YOUR OBJECTIVE: In the entries that follow, how many lines hold the string "mrad"? Give only that number.
* Start *
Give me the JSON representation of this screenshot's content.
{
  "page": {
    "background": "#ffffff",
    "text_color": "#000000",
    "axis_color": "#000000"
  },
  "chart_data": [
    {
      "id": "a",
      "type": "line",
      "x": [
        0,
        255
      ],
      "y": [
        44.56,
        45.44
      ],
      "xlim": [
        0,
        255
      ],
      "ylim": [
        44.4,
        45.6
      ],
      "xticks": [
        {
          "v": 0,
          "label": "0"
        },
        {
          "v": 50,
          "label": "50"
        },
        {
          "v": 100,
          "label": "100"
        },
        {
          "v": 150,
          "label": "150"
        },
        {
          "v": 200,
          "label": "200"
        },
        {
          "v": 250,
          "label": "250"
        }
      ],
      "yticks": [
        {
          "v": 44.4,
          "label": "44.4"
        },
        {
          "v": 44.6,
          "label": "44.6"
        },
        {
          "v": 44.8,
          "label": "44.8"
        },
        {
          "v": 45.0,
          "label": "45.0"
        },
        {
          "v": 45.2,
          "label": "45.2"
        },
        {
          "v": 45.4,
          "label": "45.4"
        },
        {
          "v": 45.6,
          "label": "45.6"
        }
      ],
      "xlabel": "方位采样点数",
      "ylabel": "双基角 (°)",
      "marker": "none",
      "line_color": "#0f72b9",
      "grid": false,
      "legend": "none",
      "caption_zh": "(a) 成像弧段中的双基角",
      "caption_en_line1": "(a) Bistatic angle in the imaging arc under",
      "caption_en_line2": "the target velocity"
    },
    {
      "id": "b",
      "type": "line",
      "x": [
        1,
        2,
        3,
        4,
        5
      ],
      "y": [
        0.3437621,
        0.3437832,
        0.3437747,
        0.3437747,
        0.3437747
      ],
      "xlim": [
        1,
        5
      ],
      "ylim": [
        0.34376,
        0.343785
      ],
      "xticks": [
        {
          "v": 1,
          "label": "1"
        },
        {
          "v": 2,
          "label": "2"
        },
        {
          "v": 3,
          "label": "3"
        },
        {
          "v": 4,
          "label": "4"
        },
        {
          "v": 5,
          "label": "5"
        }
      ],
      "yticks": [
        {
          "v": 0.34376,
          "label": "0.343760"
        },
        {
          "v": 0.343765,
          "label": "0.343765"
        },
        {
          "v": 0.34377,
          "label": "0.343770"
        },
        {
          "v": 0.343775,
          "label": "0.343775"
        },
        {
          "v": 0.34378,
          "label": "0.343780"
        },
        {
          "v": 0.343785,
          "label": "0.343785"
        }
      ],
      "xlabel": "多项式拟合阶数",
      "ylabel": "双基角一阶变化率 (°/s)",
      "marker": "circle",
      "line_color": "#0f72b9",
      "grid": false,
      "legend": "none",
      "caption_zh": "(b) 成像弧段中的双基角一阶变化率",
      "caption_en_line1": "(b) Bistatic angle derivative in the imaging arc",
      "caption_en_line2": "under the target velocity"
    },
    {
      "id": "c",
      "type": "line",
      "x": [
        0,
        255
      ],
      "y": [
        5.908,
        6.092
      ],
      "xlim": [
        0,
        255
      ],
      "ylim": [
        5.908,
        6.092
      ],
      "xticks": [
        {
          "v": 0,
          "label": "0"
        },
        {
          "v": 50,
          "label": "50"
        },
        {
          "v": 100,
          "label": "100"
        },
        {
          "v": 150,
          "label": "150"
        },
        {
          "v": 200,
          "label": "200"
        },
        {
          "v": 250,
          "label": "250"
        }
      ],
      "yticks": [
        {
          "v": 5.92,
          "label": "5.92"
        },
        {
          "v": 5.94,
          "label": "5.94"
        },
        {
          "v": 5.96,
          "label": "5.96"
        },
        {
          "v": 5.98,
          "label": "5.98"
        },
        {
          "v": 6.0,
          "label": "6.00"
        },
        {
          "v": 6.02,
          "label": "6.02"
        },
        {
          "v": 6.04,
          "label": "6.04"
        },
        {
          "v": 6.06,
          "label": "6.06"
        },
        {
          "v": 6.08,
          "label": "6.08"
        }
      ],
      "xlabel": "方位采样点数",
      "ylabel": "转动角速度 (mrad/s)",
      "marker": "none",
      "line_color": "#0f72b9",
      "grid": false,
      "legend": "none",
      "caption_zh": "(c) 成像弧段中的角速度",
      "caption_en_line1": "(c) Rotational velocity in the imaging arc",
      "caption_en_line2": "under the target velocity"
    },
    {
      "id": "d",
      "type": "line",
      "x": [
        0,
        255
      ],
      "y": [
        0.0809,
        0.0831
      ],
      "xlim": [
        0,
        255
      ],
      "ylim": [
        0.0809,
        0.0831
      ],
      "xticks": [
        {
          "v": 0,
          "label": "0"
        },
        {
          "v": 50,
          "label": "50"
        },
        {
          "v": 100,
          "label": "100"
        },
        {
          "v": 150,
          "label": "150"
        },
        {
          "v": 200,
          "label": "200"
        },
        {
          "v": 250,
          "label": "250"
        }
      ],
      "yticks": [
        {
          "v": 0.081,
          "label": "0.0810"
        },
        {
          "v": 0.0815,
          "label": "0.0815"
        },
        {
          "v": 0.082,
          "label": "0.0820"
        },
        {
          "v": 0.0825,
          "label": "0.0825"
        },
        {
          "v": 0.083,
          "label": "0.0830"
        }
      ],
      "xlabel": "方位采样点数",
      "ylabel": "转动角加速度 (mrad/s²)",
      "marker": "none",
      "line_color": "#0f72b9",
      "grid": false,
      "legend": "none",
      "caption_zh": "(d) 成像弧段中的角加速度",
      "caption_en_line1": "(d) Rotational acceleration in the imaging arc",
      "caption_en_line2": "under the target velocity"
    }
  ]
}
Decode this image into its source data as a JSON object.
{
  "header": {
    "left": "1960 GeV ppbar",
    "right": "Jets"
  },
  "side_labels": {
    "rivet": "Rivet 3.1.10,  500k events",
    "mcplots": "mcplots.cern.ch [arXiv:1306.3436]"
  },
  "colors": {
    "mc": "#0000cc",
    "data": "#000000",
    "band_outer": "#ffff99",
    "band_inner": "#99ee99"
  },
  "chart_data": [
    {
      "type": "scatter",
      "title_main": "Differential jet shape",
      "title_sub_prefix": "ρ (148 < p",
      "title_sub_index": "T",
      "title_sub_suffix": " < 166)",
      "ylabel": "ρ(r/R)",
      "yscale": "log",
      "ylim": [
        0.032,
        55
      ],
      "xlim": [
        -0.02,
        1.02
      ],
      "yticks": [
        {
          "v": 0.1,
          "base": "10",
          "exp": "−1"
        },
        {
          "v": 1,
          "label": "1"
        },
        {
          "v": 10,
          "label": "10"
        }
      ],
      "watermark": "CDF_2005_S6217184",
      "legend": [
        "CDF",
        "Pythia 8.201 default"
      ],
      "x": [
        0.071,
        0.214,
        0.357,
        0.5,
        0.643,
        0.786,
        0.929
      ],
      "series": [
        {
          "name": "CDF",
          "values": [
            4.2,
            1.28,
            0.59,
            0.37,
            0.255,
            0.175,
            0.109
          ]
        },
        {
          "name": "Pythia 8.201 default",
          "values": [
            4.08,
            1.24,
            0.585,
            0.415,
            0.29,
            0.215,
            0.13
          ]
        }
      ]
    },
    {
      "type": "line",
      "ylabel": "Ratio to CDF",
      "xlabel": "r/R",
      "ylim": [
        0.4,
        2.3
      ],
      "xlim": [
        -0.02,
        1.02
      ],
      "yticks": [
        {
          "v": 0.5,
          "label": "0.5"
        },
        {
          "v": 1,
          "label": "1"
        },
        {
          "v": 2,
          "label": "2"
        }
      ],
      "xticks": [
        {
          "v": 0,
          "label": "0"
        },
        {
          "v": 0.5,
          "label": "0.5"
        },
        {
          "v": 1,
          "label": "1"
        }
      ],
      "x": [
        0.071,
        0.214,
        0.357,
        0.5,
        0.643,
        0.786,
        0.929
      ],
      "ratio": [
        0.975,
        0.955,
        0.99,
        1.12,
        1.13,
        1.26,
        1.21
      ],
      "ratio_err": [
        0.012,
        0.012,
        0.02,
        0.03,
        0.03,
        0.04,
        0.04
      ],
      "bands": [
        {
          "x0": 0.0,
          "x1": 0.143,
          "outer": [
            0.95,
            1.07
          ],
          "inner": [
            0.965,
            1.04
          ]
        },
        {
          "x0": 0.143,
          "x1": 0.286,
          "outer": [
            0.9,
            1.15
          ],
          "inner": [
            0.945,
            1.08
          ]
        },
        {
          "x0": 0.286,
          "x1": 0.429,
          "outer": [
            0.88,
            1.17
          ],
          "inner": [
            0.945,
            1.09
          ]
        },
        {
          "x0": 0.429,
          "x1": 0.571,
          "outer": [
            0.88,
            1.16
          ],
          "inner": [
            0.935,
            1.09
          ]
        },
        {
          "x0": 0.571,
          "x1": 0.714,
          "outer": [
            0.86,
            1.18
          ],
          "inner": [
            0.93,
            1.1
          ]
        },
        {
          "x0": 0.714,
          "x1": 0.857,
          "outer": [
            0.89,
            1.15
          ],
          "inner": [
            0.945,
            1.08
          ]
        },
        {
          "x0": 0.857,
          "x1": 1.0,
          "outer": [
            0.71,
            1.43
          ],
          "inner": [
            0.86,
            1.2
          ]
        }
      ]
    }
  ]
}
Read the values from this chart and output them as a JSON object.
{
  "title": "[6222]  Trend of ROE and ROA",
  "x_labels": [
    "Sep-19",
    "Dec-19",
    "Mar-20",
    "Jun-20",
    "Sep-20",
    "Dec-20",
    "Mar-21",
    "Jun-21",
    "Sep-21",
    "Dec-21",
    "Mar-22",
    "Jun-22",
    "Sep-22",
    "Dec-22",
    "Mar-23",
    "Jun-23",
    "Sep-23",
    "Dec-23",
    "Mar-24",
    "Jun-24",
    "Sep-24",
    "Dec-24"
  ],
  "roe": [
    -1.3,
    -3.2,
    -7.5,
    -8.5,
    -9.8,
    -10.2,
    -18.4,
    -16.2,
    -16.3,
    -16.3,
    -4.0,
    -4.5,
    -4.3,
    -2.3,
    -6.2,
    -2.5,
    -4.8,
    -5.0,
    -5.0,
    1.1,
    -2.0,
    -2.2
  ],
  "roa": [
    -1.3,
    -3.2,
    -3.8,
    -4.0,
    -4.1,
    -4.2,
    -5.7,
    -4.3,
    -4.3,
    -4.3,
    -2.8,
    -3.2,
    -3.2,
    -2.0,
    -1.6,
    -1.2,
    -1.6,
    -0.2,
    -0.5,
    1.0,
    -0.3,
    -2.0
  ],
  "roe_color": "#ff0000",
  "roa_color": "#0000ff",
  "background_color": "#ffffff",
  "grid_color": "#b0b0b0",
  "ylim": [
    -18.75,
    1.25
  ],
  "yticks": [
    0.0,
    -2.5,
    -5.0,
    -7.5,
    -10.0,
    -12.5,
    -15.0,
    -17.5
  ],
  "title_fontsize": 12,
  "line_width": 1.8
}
* End *
SOLUTION FOR THIS EXERCISE: 2